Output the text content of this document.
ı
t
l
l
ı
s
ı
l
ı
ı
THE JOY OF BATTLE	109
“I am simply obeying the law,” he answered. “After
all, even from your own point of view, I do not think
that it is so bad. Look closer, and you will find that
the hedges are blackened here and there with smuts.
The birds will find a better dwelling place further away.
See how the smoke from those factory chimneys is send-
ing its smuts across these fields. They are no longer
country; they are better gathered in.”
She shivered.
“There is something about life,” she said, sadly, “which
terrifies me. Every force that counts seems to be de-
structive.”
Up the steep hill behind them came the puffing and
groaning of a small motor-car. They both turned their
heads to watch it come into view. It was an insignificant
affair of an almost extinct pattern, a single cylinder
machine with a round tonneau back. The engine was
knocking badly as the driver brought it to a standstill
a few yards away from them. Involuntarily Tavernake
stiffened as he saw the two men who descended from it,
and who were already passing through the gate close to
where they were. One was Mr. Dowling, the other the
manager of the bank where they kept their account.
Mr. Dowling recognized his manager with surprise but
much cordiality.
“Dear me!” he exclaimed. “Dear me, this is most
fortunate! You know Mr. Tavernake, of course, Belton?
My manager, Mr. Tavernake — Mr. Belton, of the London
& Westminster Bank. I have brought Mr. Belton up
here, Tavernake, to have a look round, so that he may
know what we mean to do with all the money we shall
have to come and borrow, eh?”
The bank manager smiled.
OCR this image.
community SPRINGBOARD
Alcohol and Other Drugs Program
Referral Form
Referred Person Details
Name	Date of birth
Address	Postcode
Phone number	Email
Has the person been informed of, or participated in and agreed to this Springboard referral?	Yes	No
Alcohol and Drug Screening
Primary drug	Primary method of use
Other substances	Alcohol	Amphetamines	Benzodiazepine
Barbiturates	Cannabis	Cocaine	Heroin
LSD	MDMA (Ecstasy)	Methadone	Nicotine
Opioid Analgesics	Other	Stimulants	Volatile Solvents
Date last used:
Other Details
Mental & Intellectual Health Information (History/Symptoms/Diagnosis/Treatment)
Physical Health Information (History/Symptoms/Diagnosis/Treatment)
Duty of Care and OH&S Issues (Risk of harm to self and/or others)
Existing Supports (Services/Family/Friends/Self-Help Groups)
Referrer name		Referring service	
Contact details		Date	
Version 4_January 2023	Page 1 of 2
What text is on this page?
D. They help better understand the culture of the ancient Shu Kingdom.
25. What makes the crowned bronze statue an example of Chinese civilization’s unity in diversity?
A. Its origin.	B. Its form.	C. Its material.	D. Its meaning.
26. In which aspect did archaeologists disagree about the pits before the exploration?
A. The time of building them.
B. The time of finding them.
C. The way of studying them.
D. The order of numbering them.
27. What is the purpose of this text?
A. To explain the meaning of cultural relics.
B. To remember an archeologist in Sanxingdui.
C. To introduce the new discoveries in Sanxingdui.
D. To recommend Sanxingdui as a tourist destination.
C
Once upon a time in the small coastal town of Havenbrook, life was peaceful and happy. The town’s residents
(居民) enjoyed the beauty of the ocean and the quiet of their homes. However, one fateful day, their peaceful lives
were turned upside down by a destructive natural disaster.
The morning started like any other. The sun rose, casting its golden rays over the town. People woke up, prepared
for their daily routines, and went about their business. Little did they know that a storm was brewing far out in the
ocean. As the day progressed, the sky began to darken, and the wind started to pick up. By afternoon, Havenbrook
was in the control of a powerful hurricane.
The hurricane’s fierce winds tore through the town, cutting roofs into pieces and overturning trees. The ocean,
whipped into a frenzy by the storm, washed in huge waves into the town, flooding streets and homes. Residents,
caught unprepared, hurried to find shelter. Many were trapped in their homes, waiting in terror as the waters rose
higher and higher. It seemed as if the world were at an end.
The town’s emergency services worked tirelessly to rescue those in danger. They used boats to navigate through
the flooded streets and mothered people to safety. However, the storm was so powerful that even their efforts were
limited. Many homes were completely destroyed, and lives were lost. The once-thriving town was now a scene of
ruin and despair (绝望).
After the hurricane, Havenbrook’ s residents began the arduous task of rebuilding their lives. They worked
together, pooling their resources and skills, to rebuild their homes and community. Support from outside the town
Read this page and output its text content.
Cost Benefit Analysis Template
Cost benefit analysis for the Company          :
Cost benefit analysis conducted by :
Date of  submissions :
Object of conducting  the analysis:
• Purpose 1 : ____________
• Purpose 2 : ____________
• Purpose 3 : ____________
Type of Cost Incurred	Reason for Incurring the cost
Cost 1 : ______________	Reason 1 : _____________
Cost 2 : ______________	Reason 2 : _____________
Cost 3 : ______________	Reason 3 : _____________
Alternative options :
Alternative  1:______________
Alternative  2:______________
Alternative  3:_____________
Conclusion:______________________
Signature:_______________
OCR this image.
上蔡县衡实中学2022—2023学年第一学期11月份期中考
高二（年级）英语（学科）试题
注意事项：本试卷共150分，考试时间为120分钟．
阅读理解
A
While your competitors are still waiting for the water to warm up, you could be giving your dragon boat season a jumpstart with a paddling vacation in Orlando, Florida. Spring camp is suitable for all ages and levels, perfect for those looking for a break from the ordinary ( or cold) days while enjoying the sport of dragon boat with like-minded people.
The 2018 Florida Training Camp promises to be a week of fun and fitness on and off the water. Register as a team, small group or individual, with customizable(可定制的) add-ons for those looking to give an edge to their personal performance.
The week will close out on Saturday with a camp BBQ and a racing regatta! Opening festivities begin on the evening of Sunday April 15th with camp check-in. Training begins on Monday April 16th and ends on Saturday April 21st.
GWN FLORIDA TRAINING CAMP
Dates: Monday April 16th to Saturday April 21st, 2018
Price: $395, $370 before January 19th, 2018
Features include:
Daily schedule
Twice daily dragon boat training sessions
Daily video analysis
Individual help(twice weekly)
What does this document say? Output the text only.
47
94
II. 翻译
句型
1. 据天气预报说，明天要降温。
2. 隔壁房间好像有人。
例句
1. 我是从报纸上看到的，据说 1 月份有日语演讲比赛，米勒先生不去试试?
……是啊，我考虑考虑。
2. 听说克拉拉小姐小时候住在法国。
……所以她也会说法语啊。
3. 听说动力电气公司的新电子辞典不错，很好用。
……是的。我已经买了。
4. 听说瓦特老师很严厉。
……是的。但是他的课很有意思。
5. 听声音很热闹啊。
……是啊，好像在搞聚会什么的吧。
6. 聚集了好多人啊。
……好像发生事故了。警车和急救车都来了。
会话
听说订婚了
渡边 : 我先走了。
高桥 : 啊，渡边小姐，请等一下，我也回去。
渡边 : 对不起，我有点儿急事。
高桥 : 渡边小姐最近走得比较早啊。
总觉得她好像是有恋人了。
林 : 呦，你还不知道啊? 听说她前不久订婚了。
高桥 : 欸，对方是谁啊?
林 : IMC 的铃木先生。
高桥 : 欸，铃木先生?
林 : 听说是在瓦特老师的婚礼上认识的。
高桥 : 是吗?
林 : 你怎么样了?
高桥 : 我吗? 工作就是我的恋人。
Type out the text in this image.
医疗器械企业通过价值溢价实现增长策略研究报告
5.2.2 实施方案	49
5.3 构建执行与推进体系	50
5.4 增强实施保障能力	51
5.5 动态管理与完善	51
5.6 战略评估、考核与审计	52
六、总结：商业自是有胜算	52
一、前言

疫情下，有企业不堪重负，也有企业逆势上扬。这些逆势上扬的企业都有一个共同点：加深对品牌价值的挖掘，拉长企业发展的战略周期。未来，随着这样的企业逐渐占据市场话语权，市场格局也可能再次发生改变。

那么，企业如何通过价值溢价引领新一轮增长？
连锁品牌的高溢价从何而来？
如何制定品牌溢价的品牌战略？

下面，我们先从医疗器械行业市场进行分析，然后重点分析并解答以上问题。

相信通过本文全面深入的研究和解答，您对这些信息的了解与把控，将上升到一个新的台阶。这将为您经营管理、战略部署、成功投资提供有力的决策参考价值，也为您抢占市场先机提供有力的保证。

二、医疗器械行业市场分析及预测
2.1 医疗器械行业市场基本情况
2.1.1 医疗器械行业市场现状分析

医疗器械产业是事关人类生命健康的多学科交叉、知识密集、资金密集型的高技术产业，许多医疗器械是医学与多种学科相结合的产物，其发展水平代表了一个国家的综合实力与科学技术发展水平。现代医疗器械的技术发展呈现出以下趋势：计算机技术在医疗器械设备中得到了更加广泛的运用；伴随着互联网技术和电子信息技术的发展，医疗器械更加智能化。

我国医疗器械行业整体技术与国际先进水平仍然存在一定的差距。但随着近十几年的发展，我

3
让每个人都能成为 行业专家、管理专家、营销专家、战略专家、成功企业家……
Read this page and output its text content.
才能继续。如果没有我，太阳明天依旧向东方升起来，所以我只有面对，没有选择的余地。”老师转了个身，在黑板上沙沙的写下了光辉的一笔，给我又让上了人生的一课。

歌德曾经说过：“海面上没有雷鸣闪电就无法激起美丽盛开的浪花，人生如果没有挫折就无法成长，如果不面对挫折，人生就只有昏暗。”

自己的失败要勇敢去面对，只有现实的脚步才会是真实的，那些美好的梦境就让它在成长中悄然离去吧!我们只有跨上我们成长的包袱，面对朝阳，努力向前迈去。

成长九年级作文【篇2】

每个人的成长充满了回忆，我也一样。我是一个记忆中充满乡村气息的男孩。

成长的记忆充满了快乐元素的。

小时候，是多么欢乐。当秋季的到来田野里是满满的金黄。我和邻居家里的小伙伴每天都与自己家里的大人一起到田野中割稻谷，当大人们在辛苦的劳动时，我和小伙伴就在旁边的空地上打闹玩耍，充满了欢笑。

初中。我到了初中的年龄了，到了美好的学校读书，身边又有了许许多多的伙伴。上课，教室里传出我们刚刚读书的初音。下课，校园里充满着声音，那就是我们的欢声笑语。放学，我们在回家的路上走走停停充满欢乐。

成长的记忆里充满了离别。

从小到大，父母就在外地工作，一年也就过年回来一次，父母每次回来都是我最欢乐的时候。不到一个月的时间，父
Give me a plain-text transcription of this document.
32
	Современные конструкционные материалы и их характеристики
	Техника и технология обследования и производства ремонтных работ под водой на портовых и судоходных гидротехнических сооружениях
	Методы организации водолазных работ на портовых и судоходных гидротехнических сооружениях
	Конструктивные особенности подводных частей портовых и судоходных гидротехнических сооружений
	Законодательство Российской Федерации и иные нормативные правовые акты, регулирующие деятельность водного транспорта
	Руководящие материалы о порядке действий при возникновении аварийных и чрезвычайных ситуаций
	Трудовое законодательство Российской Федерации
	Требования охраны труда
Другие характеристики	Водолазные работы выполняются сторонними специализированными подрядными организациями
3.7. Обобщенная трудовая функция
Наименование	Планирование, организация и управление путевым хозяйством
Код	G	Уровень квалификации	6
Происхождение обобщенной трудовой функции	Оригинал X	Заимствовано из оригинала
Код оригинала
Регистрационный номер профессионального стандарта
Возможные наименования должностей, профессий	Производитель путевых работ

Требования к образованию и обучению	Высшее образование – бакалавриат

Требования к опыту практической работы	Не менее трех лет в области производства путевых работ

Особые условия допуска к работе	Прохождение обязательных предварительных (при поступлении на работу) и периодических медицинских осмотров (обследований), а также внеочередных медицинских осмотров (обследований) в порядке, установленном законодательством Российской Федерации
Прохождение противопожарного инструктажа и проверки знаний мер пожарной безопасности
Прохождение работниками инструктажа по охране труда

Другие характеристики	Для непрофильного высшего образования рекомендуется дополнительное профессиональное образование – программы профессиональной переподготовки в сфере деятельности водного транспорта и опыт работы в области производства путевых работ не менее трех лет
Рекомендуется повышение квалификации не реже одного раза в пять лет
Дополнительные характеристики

----------

* Your instructions: State how many lines of the records above contain the word "with", giving only that number.

* Reply to the task: 7